## Start

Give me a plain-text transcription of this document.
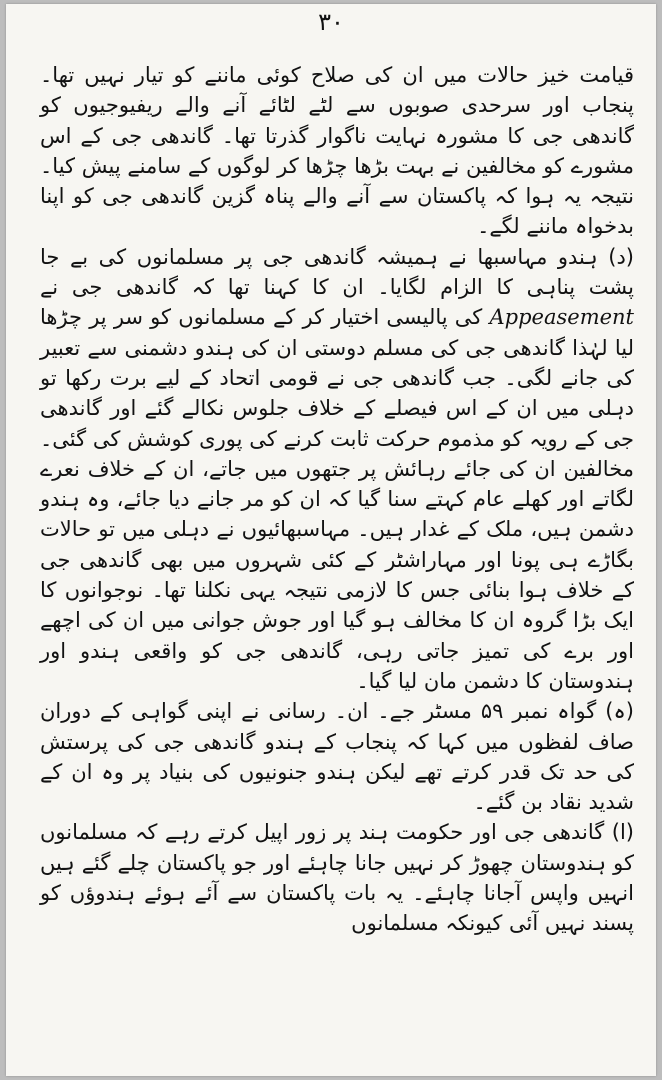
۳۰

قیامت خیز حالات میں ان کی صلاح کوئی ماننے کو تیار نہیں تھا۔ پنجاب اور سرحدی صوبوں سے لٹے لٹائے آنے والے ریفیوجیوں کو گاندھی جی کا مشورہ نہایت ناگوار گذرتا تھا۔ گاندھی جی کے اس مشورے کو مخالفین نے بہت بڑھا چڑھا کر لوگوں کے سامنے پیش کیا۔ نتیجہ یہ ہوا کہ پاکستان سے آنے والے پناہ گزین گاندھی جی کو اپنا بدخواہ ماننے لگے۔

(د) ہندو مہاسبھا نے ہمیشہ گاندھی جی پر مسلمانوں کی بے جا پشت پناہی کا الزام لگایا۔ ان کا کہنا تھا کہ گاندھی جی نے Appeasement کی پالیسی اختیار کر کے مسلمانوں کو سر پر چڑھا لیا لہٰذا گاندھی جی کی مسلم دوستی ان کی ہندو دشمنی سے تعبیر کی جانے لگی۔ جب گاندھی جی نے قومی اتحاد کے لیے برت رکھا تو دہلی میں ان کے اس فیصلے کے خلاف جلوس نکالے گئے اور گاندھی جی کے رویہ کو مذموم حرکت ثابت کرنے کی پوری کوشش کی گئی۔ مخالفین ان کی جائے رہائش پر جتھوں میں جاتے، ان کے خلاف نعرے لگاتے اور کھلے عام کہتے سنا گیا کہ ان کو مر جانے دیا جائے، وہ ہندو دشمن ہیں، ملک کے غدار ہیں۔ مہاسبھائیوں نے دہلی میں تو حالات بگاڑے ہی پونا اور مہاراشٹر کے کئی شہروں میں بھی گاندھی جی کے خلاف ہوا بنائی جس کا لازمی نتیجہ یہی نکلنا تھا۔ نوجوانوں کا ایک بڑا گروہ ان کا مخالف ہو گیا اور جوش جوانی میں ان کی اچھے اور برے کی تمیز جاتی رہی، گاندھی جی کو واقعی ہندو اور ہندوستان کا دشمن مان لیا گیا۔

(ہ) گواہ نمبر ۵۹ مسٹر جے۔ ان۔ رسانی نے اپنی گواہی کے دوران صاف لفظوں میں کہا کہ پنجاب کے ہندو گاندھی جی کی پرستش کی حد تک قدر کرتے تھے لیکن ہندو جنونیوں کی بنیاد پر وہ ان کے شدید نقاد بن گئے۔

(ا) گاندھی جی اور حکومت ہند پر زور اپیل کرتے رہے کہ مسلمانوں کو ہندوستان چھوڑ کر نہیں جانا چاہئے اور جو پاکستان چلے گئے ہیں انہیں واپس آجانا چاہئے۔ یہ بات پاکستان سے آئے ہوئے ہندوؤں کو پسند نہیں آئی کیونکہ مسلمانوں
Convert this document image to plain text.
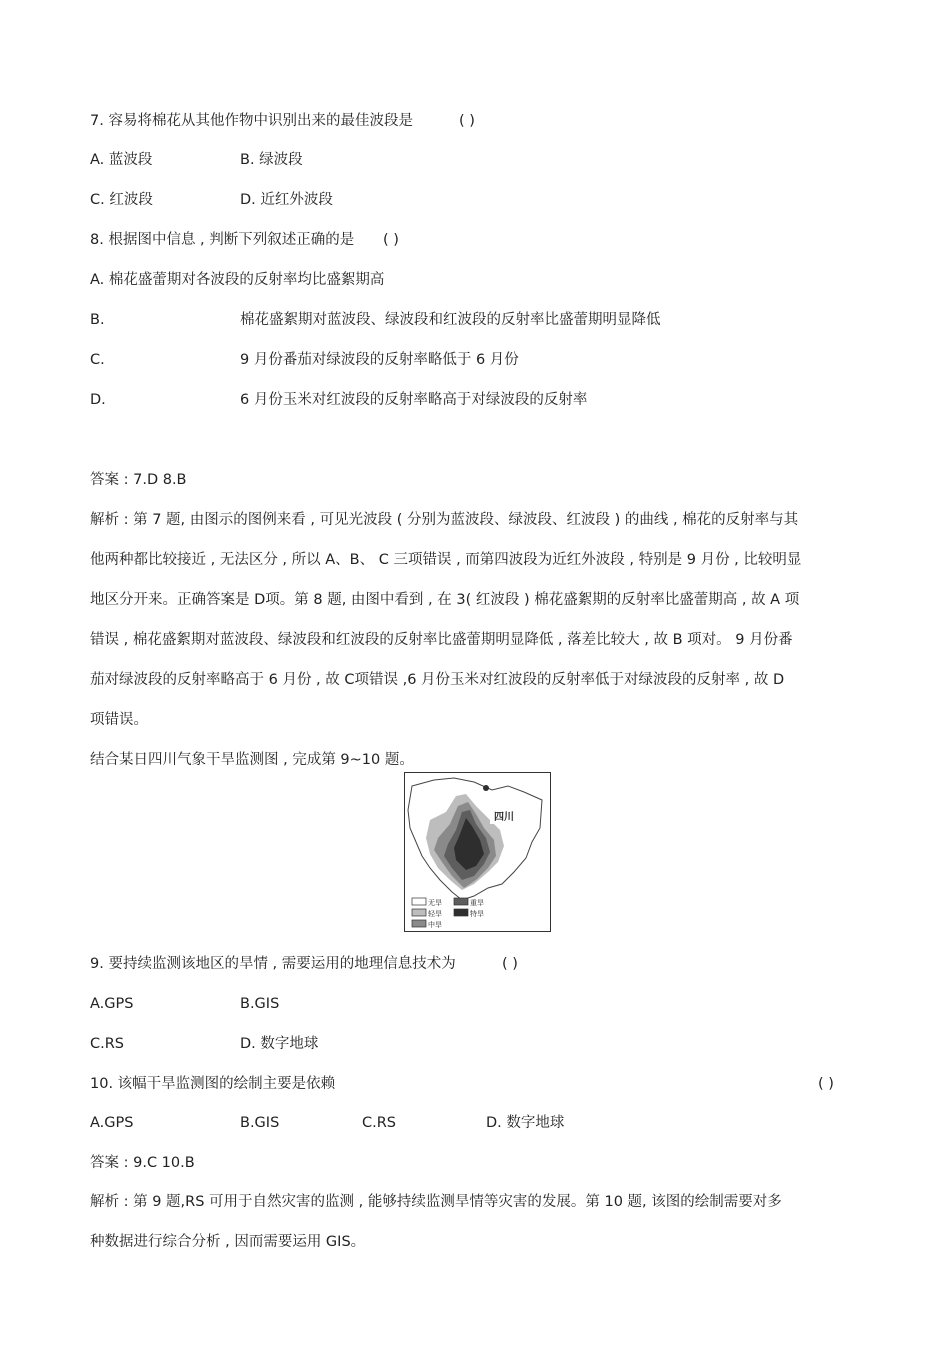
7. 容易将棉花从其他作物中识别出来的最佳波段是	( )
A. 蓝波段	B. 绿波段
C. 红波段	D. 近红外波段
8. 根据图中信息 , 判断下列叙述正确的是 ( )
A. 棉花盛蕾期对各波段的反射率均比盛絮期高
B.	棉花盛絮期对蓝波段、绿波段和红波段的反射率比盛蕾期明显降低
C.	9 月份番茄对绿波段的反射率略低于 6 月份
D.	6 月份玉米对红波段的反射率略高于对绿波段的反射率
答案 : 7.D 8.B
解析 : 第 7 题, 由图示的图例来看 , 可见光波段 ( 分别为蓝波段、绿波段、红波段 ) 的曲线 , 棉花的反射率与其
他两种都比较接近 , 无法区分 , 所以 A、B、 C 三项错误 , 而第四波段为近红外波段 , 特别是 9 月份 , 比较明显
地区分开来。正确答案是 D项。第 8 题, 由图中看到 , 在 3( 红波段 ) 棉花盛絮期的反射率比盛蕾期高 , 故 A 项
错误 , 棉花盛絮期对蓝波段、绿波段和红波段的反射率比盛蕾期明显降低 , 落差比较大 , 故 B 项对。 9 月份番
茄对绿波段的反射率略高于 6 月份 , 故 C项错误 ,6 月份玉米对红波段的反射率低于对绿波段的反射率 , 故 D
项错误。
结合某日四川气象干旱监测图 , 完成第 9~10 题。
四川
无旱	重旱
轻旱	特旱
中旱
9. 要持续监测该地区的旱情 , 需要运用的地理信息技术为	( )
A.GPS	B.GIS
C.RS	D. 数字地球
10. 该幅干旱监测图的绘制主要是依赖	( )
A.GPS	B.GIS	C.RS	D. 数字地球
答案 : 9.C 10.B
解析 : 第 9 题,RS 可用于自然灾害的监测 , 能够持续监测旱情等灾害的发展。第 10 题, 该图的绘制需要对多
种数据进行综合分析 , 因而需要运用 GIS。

## End

[Instructions to follow] Leave out all pictures and retype precisely the lines that run from the line containing "Convert this document image to plain text." to the last line of the records.

[Full answer]
Convert this document image to plain text.
7. 容易将棉花从其他作物中识别出来的最佳波段是	( )
A. 蓝波段	B. 绿波段
C. 红波段	D. 近红外波段
8. 根据图中信息 , 判断下列叙述正确的是 ( )
A. 棉花盛蕾期对各波段的反射率均比盛絮期高
B.	棉花盛絮期对蓝波段、绿波段和红波段的反射率比盛蕾期明显降低
C.	9 月份番茄对绿波段的反射率略低于 6 月份
D.	6 月份玉米对红波段的反射率略高于对绿波段的反射率
答案 : 7.D 8.B
解析 : 第 7 题, 由图示的图例来看 , 可见光波段 ( 分别为蓝波段、绿波段、红波段 ) 的曲线 , 棉花的反射率与其
他两种都比较接近 , 无法区分 , 所以 A、B、 C 三项错误 , 而第四波段为近红外波段 , 特别是 9 月份 , 比较明显
地区分开来。正确答案是 D项。第 8 题, 由图中看到 , 在 3( 红波段 ) 棉花盛絮期的反射率比盛蕾期高 , 故 A 项
错误 , 棉花盛絮期对蓝波段、绿波段和红波段的反射率比盛蕾期明显降低 , 落差比较大 , 故 B 项对。 9 月份番
茄对绿波段的反射率略高于 6 月份 , 故 C项错误 ,6 月份玉米对红波段的反射率低于对绿波段的反射率 , 故 D
项错误。
结合某日四川气象干旱监测图 , 完成第 9~10 题。
四川
无旱	重旱
轻旱	特旱
中旱
9. 要持续监测该地区的旱情 , 需要运用的地理信息技术为	( )
A.GPS	B.GIS
C.RS	D. 数字地球
10. 该幅干旱监测图的绘制主要是依赖	( )
A.GPS	B.GIS	C.RS	D. 数字地球
答案 : 9.C 10.B
解析 : 第 9 题,RS 可用于自然灾害的监测 , 能够持续监测旱情等灾害的发展。第 10 题, 该图的绘制需要对多
种数据进行综合分析 , 因而需要运用 GIS。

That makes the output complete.